___ Exercise input ___

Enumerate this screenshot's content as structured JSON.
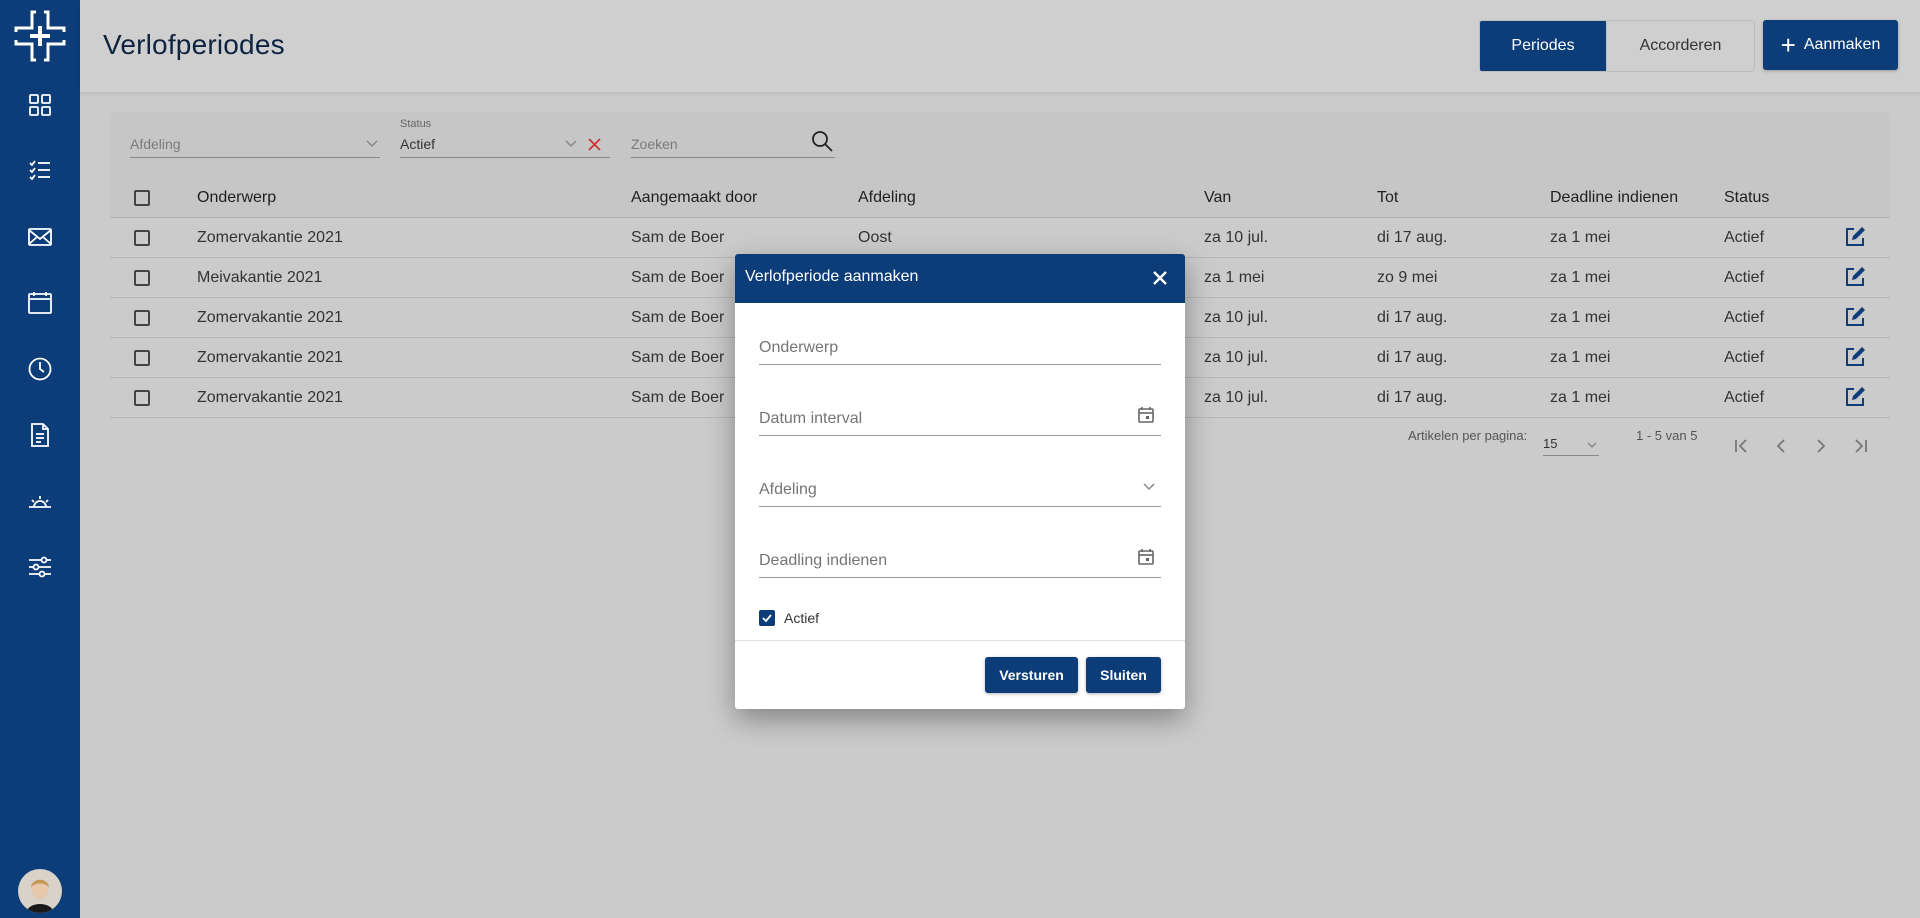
{
  "header": {
    "title": "Verlofperiodes",
    "tabs": [
      {
        "label": "Periodes",
        "active": true
      },
      {
        "label": "Accorderen",
        "active": false
      }
    ],
    "create_label": "Aanmaken"
  },
  "sidebar": {
    "items": [
      {
        "icon": "dashboard-grid-icon"
      },
      {
        "icon": "checklist-icon"
      },
      {
        "icon": "mail-icon"
      },
      {
        "icon": "calendar-icon"
      },
      {
        "icon": "clock-icon"
      },
      {
        "icon": "document-icon"
      },
      {
        "icon": "sunrise-icon"
      },
      {
        "icon": "sliders-icon"
      }
    ]
  },
  "filters": {
    "afdeling_placeholder": "Afdeling",
    "status_label": "Status",
    "status_value": "Actief",
    "search_placeholder": "Zoeken"
  },
  "table": {
    "columns": [
      "Onderwerp",
      "Aangemaakt door",
      "Afdeling",
      "Van",
      "Tot",
      "Deadline indienen",
      "Status"
    ],
    "rows": [
      {
        "onderwerp": "Zomervakantie 2021",
        "aangemaakt_door": "Sam de Boer",
        "afdeling": "Oost",
        "van": "za 10 jul.",
        "tot": "di 17 aug.",
        "deadline": "za 1 mei",
        "status": "Actief"
      },
      {
        "onderwerp": "Meivakantie 2021",
        "aangemaakt_door": "Sam de Boer",
        "afdeling": "",
        "van": "za 1 mei",
        "tot": "zo 9 mei",
        "deadline": "za 1 mei",
        "status": "Actief"
      },
      {
        "onderwerp": "Zomervakantie 2021",
        "aangemaakt_door": "Sam de Boer",
        "afdeling": "",
        "van": "za 10 jul.",
        "tot": "di 17 aug.",
        "deadline": "za 1 mei",
        "status": "Actief"
      },
      {
        "onderwerp": "Zomervakantie 2021",
        "aangemaakt_door": "Sam de Boer",
        "afdeling": "",
        "van": "za 10 jul.",
        "tot": "di 17 aug.",
        "deadline": "za 1 mei",
        "status": "Actief"
      },
      {
        "onderwerp": "Zomervakantie 2021",
        "aangemaakt_door": "Sam de Boer",
        "afdeling": "",
        "van": "za 10 jul.",
        "tot": "di 17 aug.",
        "deadline": "za 1 mei",
        "status": "Actief"
      }
    ]
  },
  "paginator": {
    "items_per_page_label": "Artikelen per pagina:",
    "page_size": "15",
    "range_label": "1 - 5 van 5"
  },
  "modal": {
    "title": "Verlofperiode aanmaken",
    "fields": {
      "onderwerp": "Onderwerp",
      "datum_interval": "Datum interval",
      "afdeling": "Afdeling",
      "deadline": "Deadling indienen"
    },
    "actief_label": "Actief",
    "actief_checked": true,
    "submit_label": "Versturen",
    "close_label": "Sluiten"
  },
  "colors": {
    "primary": "#0c3d78",
    "background": "#cbcbcb",
    "clear_red": "#d32f2f"
  }
}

___

*Objective:*
Gather all lines of the records that include the word "icon".

*Task output:*
        "icon": "dashboard-grid-icon"
        "icon": "checklist-icon"
        "icon": "mail-icon"
        "icon": "calendar-icon"
        "icon": "clock-icon"
        "icon": "document-icon"
        "icon": "sunrise-icon"
        "icon": "sliders-icon"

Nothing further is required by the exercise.